Gather each line of the records where "συνθήκης" appears.

____

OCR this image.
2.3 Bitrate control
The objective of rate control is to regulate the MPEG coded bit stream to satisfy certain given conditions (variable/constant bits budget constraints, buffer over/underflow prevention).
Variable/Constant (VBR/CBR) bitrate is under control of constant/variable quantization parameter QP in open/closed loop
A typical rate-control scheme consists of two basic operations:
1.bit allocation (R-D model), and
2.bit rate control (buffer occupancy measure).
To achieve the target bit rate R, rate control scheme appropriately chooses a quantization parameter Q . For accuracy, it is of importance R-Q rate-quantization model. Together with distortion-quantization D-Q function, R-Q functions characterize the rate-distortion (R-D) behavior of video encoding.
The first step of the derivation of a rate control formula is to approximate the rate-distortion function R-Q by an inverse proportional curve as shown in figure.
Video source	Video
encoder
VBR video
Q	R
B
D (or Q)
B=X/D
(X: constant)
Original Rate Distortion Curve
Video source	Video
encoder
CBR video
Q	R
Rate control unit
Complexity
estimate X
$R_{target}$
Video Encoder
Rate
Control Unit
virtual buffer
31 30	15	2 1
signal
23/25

____

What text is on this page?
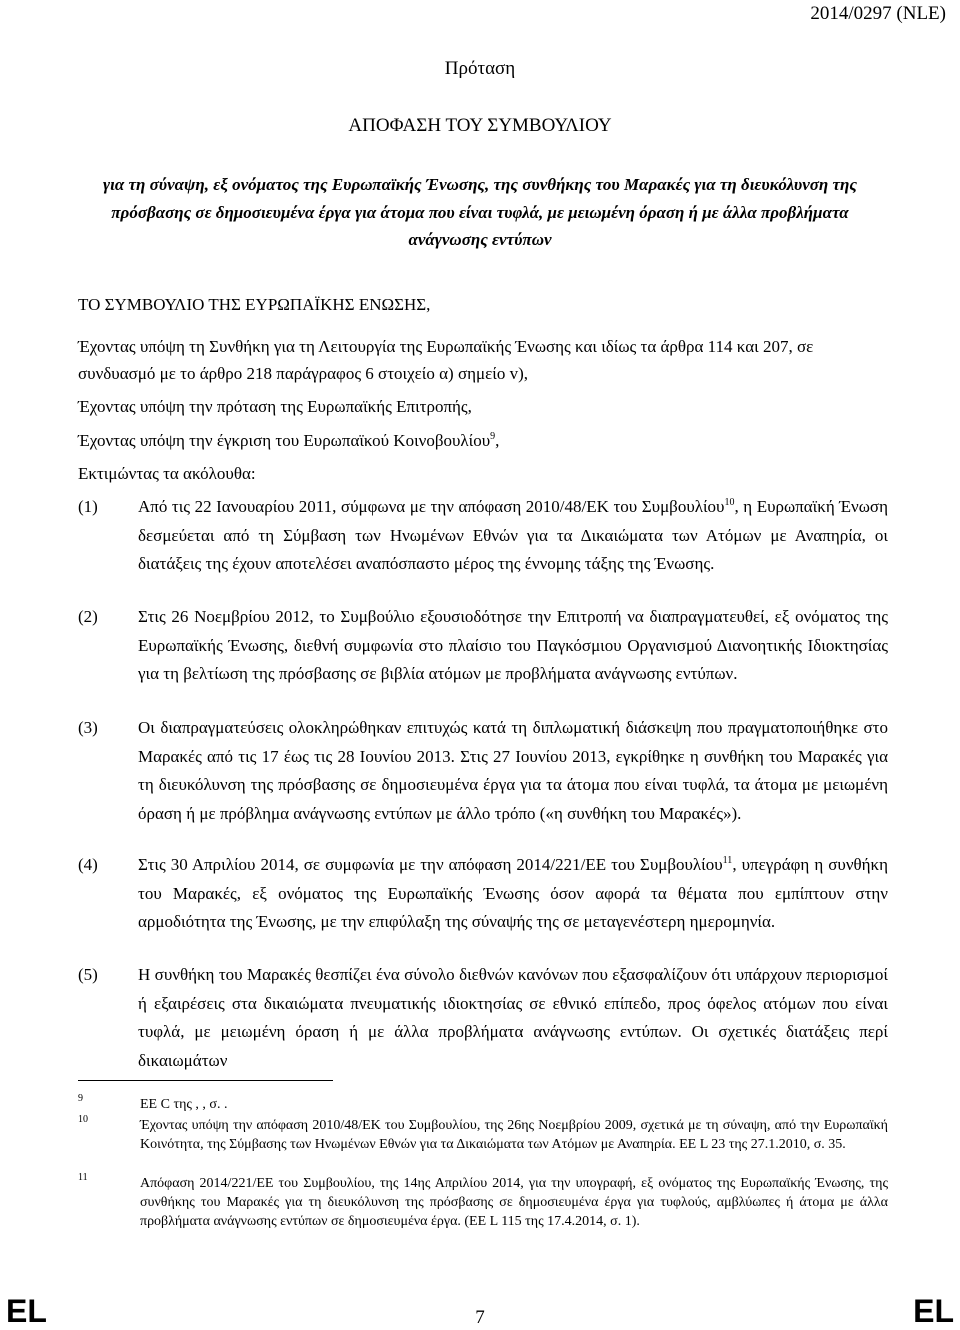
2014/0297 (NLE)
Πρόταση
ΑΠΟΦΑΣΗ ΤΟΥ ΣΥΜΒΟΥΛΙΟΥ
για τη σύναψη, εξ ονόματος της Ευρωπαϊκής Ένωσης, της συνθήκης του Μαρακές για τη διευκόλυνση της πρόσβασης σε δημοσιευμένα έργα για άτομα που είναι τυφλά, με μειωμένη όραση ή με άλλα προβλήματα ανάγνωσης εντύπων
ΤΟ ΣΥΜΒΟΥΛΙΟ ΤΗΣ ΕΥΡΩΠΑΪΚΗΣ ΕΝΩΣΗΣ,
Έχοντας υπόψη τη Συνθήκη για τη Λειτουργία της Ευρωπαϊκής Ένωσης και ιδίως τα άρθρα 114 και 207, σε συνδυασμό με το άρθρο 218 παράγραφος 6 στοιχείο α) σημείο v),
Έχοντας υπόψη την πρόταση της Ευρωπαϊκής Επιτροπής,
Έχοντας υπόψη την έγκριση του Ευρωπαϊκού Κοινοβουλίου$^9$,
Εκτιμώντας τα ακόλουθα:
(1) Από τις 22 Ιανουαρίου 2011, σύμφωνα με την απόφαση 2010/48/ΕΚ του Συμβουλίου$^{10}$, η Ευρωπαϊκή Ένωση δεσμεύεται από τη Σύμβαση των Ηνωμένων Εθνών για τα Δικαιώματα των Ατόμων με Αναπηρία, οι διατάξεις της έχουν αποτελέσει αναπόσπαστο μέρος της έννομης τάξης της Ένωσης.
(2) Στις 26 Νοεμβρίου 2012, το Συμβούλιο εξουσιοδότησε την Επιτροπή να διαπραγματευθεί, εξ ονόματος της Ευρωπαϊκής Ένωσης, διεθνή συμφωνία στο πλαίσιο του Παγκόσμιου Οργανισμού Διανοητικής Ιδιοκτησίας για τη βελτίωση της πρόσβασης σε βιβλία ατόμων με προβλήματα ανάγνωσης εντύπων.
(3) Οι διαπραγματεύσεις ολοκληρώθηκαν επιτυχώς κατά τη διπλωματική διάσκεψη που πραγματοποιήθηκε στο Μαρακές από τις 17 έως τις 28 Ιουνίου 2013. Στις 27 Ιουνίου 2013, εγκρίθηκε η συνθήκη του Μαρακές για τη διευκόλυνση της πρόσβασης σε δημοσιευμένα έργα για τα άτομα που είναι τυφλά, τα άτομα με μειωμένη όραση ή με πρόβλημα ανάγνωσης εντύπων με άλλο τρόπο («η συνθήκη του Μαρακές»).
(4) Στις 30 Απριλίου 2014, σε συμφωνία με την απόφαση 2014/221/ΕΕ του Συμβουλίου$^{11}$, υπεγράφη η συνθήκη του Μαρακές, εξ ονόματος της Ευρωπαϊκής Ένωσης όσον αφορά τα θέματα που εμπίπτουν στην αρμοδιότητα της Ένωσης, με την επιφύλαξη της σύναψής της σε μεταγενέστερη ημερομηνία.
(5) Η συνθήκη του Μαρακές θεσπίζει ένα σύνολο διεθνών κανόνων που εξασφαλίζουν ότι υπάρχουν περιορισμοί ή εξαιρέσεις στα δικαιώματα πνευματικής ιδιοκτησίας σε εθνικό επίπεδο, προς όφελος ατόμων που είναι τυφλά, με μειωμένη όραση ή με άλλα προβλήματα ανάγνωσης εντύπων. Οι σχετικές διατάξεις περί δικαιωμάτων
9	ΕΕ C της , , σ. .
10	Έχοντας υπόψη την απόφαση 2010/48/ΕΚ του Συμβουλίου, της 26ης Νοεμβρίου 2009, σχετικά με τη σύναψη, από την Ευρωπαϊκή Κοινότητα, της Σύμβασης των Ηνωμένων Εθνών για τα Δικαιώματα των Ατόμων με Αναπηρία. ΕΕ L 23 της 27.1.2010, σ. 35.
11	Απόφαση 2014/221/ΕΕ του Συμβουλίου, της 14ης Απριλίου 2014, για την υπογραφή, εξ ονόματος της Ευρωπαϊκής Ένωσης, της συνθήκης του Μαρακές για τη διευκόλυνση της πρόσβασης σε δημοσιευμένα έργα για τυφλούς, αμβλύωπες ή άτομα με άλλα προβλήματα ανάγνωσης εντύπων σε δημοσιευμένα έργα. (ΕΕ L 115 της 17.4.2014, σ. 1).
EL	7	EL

____

### OUTPUT FOR THIS EXERCISE
για τη σύναψη, εξ ονόματος της Ευρωπαϊκής Ένωσης, της συνθήκης του Μαρακές για τη διευκόλυνση της πρόσβασης σε δημοσιευμένα έργα για άτομα που είναι τυφλά, με μειωμένη όραση ή με άλλα προβλήματα ανάγνωσης εντύπων
11	Απόφαση 2014/221/ΕΕ του Συμβουλίου, της 14ης Απριλίου 2014, για την υπογραφή, εξ ονόματος της Ευρωπαϊκής Ένωσης, της συνθήκης του Μαρακές για τη διευκόλυνση της πρόσβασης σε δημοσιευμένα έργα για τυφλούς, αμβλύωπες ή άτομα με άλλα προβλήματα ανάγνωσης εντύπων σε δημοσιευμένα έργα. (ΕΕ L 115 της 17.4.2014, σ. 1).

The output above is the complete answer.